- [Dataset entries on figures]
::::::::
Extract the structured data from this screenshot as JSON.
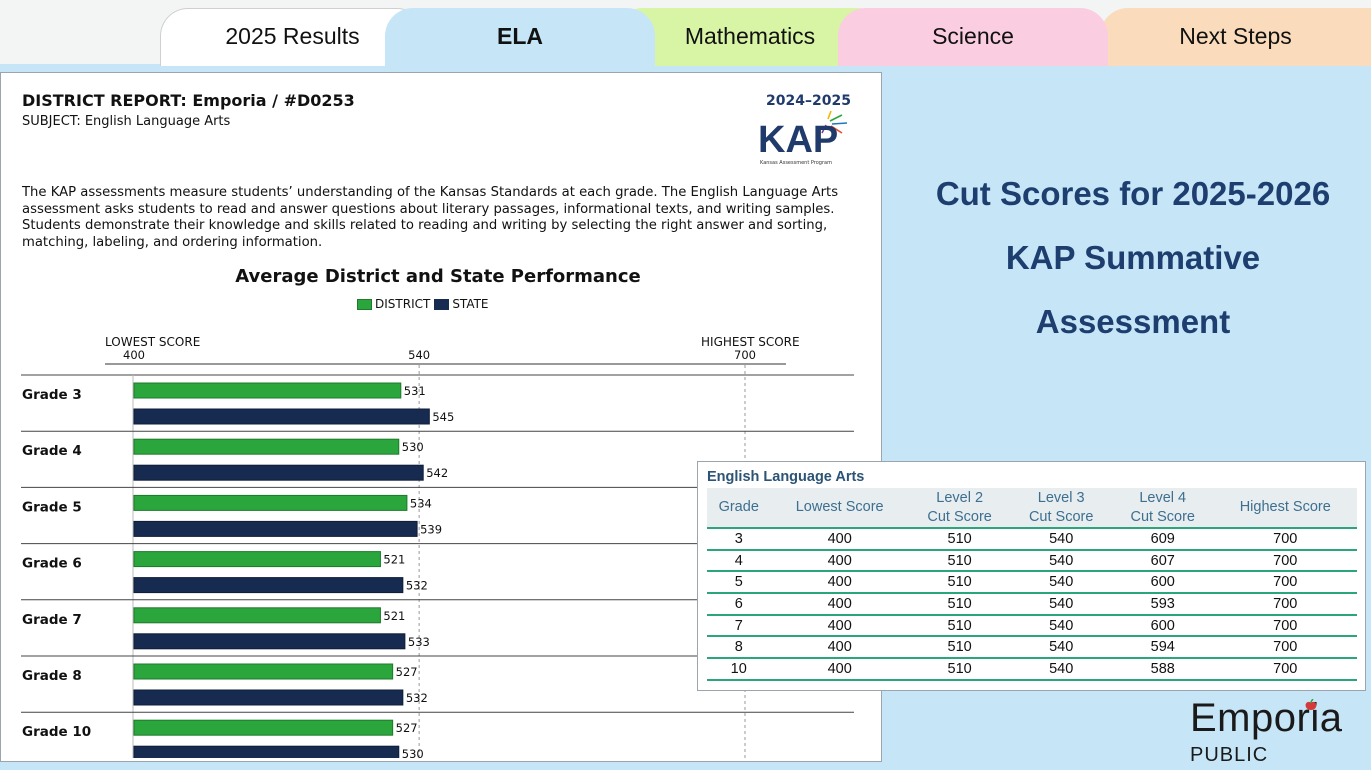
{
  "tabs": [
    {
      "label": "2025 Results"
    },
    {
      "label": "ELA"
    },
    {
      "label": "Mathematics"
    },
    {
      "label": "Science"
    },
    {
      "label": "Next Steps"
    }
  ],
  "report": {
    "title": "DISTRICT REPORT: Emporia / #D0253",
    "subject": "SUBJECT: English Language Arts",
    "year": "2024–2025",
    "logo_text": "KAP",
    "logo_subtext": "Kansas Assessment Program",
    "description": "The KAP assessments measure students’ understanding of the Kansas Standards at each grade. The English Language Arts assessment asks students to read and answer questions about literary passages, informational texts, and writing samples. Students demonstrate their knowledge and skills related to reading and writing by selecting the right answer and sorting, matching, labeling, and ordering information."
  },
  "chart_data": {
    "type": "bar",
    "orientation": "horizontal",
    "title": "Average District and State Performance",
    "legend": [
      "DISTRICT",
      "STATE"
    ],
    "legend_position": "top-center",
    "axis_labels": {
      "lowest": "LOWEST SCORE",
      "highest": "HIGHEST SCORE"
    },
    "ticks": [
      400,
      540,
      700
    ],
    "xlim": [
      400,
      700
    ],
    "categories": [
      "Grade 3",
      "Grade 4",
      "Grade 5",
      "Grade 6",
      "Grade 7",
      "Grade 8",
      "Grade 10"
    ],
    "series": [
      {
        "name": "DISTRICT",
        "color": "#2aa63c",
        "values": [
          531,
          530,
          534,
          521,
          521,
          527,
          527
        ]
      },
      {
        "name": "STATE",
        "color": "#172a50",
        "values": [
          545,
          542,
          539,
          532,
          533,
          532,
          530
        ]
      }
    ]
  },
  "headline": {
    "line1": "Cut Scores for 2025-2026",
    "line2": "KAP Summative",
    "line3": "Assessment"
  },
  "cut_table": {
    "title": "English Language Arts",
    "headers": [
      {
        "l1": "Grade",
        "l2": ""
      },
      {
        "l1": "Lowest Score",
        "l2": ""
      },
      {
        "l1": "Level 2",
        "l2": "Cut Score"
      },
      {
        "l1": "Level 3",
        "l2": "Cut Score"
      },
      {
        "l1": "Level 4",
        "l2": "Cut Score"
      },
      {
        "l1": "Highest Score",
        "l2": ""
      }
    ],
    "rows": [
      [
        "3",
        "400",
        "510",
        "540",
        "609",
        "700"
      ],
      [
        "4",
        "400",
        "510",
        "540",
        "607",
        "700"
      ],
      [
        "5",
        "400",
        "510",
        "540",
        "600",
        "700"
      ],
      [
        "6",
        "400",
        "510",
        "540",
        "593",
        "700"
      ],
      [
        "7",
        "400",
        "510",
        "540",
        "600",
        "700"
      ],
      [
        "8",
        "400",
        "510",
        "540",
        "594",
        "700"
      ],
      [
        "10",
        "400",
        "510",
        "540",
        "588",
        "700"
      ]
    ]
  },
  "brand": {
    "name": "Emporia",
    "sub": "PUBLIC SCHOOLS"
  },
  "colors": {
    "background": "#c6e6f8",
    "headline": "#1d3e6e",
    "district": "#2aa63c",
    "state": "#172a50",
    "table_rule": "#2aa57e"
  }
}
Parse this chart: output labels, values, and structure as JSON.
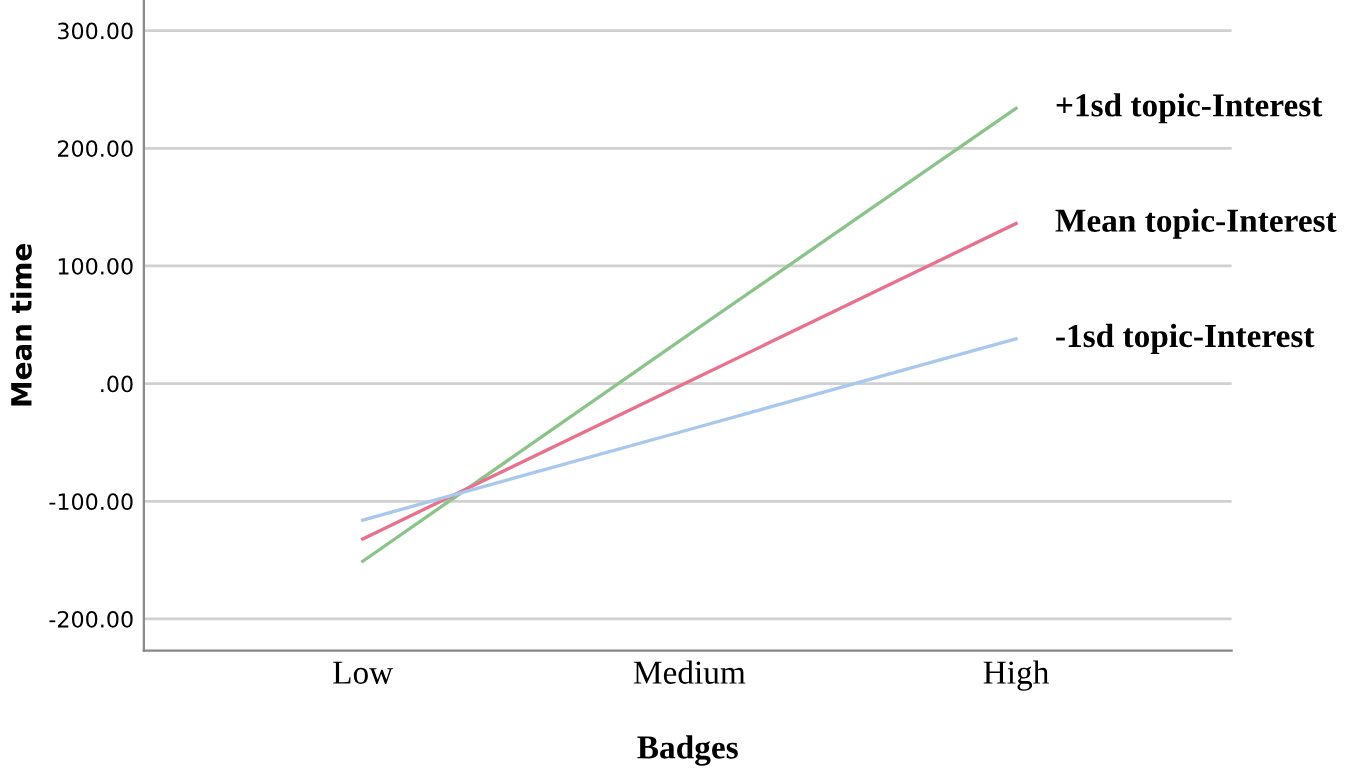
{
  "chart_data": {
    "type": "line",
    "xlabel": "Badges",
    "ylabel": "Mean time",
    "categories": [
      "Low",
      "Medium",
      "High"
    ],
    "series": [
      {
        "name": "+1sd topic-Interest",
        "color": "#8bc48a",
        "values": [
          -151,
          42,
          234
        ]
      },
      {
        "name": "Mean topic-Interest",
        "color": "#e8718d",
        "values": [
          -132,
          2,
          136
        ]
      },
      {
        "name": "-1sd topic-Interest",
        "color": "#a8c8ec",
        "values": [
          -116,
          -39,
          38
        ]
      }
    ],
    "ylim": [
      -227,
      326
    ],
    "yticks": [
      {
        "value": -200,
        "label": "-200.00"
      },
      {
        "value": -100,
        "label": "-100.00"
      },
      {
        "value": 0,
        "label": ".00"
      },
      {
        "value": 100,
        "label": "100.00"
      },
      {
        "value": 200,
        "label": "200.00"
      },
      {
        "value": 300,
        "label": "300.00"
      }
    ],
    "grid": "y",
    "marker": "none",
    "line_style": "solid",
    "legend": false
  }
}
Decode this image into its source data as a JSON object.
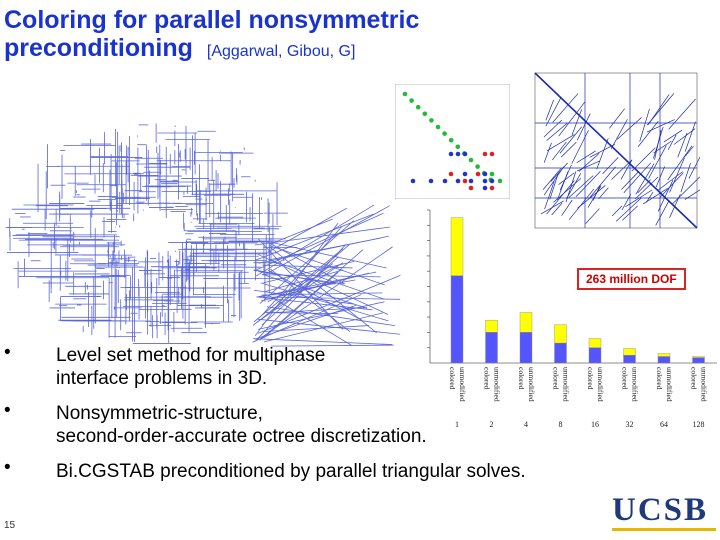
{
  "title": {
    "main_line1": "Coloring for parallel nonsymmetric",
    "main_line2": "preconditioning",
    "authors": "[Aggarwal, Gibou, G]"
  },
  "annotation": "263 million DOF",
  "bullets": [
    "Level set method for multiphase interface problems in 3D.",
    "Nonsymmetric-structure, second-order-accurate octree discretization.",
    "Bi.CGSTAB preconditioned by parallel triangular solves."
  ],
  "bullet_lines": [
    [
      "Level set method for multiphase",
      "interface problems in 3D."
    ],
    [
      "Nonsymmetric-structure,",
      "second-order-accurate octree discretization."
    ],
    [
      "Bi.CGSTAB preconditioned by parallel triangular solves."
    ]
  ],
  "bullet_marker": "•",
  "slide_number": "15",
  "logo_text": "UCSB",
  "colors": {
    "title": "#1a33cc",
    "colored": "#ffff00",
    "unmodified": "#5555ff",
    "dof_border": "#dd2222",
    "logo": "#1e3a7a"
  },
  "chart_data": {
    "type": "bar",
    "categories": [
      "1",
      "2",
      "4",
      "8",
      "16",
      "32",
      "64",
      "128"
    ],
    "bar_labels": [
      "colored",
      "unmodified"
    ],
    "series": [
      {
        "name": "colored",
        "values": [
          9.5,
          2.8,
          3.3,
          2.5,
          1.6,
          0.95,
          0.62,
          0.42
        ]
      },
      {
        "name": "unmodified",
        "values": [
          5.7,
          2.0,
          2.0,
          1.3,
          1.0,
          0.5,
          0.42,
          0.35
        ]
      }
    ]
  }
}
::::::::
- [PROBLEM TO SOLVE] Without the pictures, return the entries exactly as they appear.

- [THE RESPONSE]
Extract the structured data from this screenshot as JSON.
{
  "tabs": [
    {
      "label": "2025 Results"
    },
    {
      "label": "ELA"
    },
    {
      "label": "Mathematics"
    },
    {
      "label": "Science"
    },
    {
      "label": "Next Steps"
    }
  ],
  "report": {
    "title": "DISTRICT REPORT: Emporia / #D0253",
    "subject": "SUBJECT: English Language Arts",
    "year": "2024–2025",
    "logo_text": "KAP",
    "logo_subtext": "Kansas Assessment Program",
    "description": "The KAP assessments measure students’ understanding of the Kansas Standards at each grade. The English Language Arts assessment asks students to read and answer questions about literary passages, informational texts, and writing samples. Students demonstrate their knowledge and skills related to reading and writing by selecting the right answer and sorting, matching, labeling, and ordering information."
  },
  "chart_data": {
    "type": "bar",
    "orientation": "horizontal",
    "title": "Average District and State Performance",
    "legend": [
      "DISTRICT",
      "STATE"
    ],
    "legend_position": "top-center",
    "axis_labels": {
      "lowest": "LOWEST SCORE",
      "highest": "HIGHEST SCORE"
    },
    "ticks": [
      400,
      540,
      700
    ],
    "xlim": [
      400,
      700
    ],
    "categories": [
      "Grade 3",
      "Grade 4",
      "Grade 5",
      "Grade 6",
      "Grade 7",
      "Grade 8",
      "Grade 10"
    ],
    "series": [
      {
        "name": "DISTRICT",
        "color": "#2aa63c",
        "values": [
          531,
          530,
          534,
          521,
          521,
          527,
          527
        ]
      },
      {
        "name": "STATE",
        "color": "#172a50",
        "values": [
          545,
          542,
          539,
          532,
          533,
          532,
          530
        ]
      }
    ]
  },
  "headline": {
    "line1": "Cut Scores for 2025-2026",
    "line2": "KAP Summative",
    "line3": "Assessment"
  },
  "cut_table": {
    "title": "English Language Arts",
    "headers": [
      {
        "l1": "Grade",
        "l2": ""
      },
      {
        "l1": "Lowest Score",
        "l2": ""
      },
      {
        "l1": "Level 2",
        "l2": "Cut Score"
      },
      {
        "l1": "Level 3",
        "l2": "Cut Score"
      },
      {
        "l1": "Level 4",
        "l2": "Cut Score"
      },
      {
        "l1": "Highest Score",
        "l2": ""
      }
    ],
    "rows": [
      [
        "3",
        "400",
        "510",
        "540",
        "609",
        "700"
      ],
      [
        "4",
        "400",
        "510",
        "540",
        "607",
        "700"
      ],
      [
        "5",
        "400",
        "510",
        "540",
        "600",
        "700"
      ],
      [
        "6",
        "400",
        "510",
        "540",
        "593",
        "700"
      ],
      [
        "7",
        "400",
        "510",
        "540",
        "600",
        "700"
      ],
      [
        "8",
        "400",
        "510",
        "540",
        "594",
        "700"
      ],
      [
        "10",
        "400",
        "510",
        "540",
        "588",
        "700"
      ]
    ]
  },
  "brand": {
    "name": "Emporia",
    "sub": "PUBLIC SCHOOLS"
  },
  "colors": {
    "background": "#c6e6f8",
    "headline": "#1d3e6e",
    "district": "#2aa63c",
    "state": "#172a50",
    "table_rule": "#2aa57e"
  }
}
Parse this chart: output labels, values, and structure as JSON.
{
  "chart_data": {
    "type": "line",
    "xlabel": "Badges",
    "ylabel": "Mean time",
    "categories": [
      "Low",
      "Medium",
      "High"
    ],
    "series": [
      {
        "name": "+1sd topic-Interest",
        "color": "#8bc48a",
        "values": [
          -151,
          42,
          234
        ]
      },
      {
        "name": "Mean topic-Interest",
        "color": "#e8718d",
        "values": [
          -132,
          2,
          136
        ]
      },
      {
        "name": "-1sd topic-Interest",
        "color": "#a8c8ec",
        "values": [
          -116,
          -39,
          38
        ]
      }
    ],
    "ylim": [
      -227,
      326
    ],
    "yticks": [
      {
        "value": -200,
        "label": "-200.00"
      },
      {
        "value": -100,
        "label": "-100.00"
      },
      {
        "value": 0,
        "label": ".00"
      },
      {
        "value": 100,
        "label": "100.00"
      },
      {
        "value": 200,
        "label": "200.00"
      },
      {
        "value": 300,
        "label": "300.00"
      }
    ],
    "grid": "y",
    "marker": "none",
    "line_style": "solid",
    "legend": false
  }
}
Decode this image into its source data as a JSON object.
{
  "title": {
    "main_line1": "Coloring for parallel nonsymmetric",
    "main_line2": "preconditioning",
    "authors": "[Aggarwal, Gibou, G]"
  },
  "annotation": "263 million DOF",
  "bullets": [
    "Level set method for multiphase interface problems in 3D.",
    "Nonsymmetric-structure, second-order-accurate octree discretization.",
    "Bi.CGSTAB preconditioned by parallel triangular solves."
  ],
  "bullet_lines": [
    [
      "Level set method for multiphase",
      "interface problems in 3D."
    ],
    [
      "Nonsymmetric-structure,",
      "second-order-accurate octree discretization."
    ],
    [
      "Bi.CGSTAB preconditioned by parallel triangular solves."
    ]
  ],
  "bullet_marker": "•",
  "slide_number": "15",
  "logo_text": "UCSB",
  "colors": {
    "title": "#1a33cc",
    "colored": "#ffff00",
    "unmodified": "#5555ff",
    "dof_border": "#dd2222",
    "logo": "#1e3a7a"
  },
  "chart_data": {
    "type": "bar",
    "categories": [
      "1",
      "2",
      "4",
      "8",
      "16",
      "32",
      "64",
      "128"
    ],
    "bar_labels": [
      "colored",
      "unmodified"
    ],
    "series": [
      {
        "name": "colored",
        "values": [
          9.5,
          2.8,
          3.3,
          2.5,
          1.6,
          0.95,
          0.62,
          0.42
        ]
      },
      {
        "name": "unmodified",
        "values": [
          5.7,
          2.0,
          2.0,
          1.3,
          1.0,
          0.5,
          0.42,
          0.35
        ]
      }
    ]
  }
}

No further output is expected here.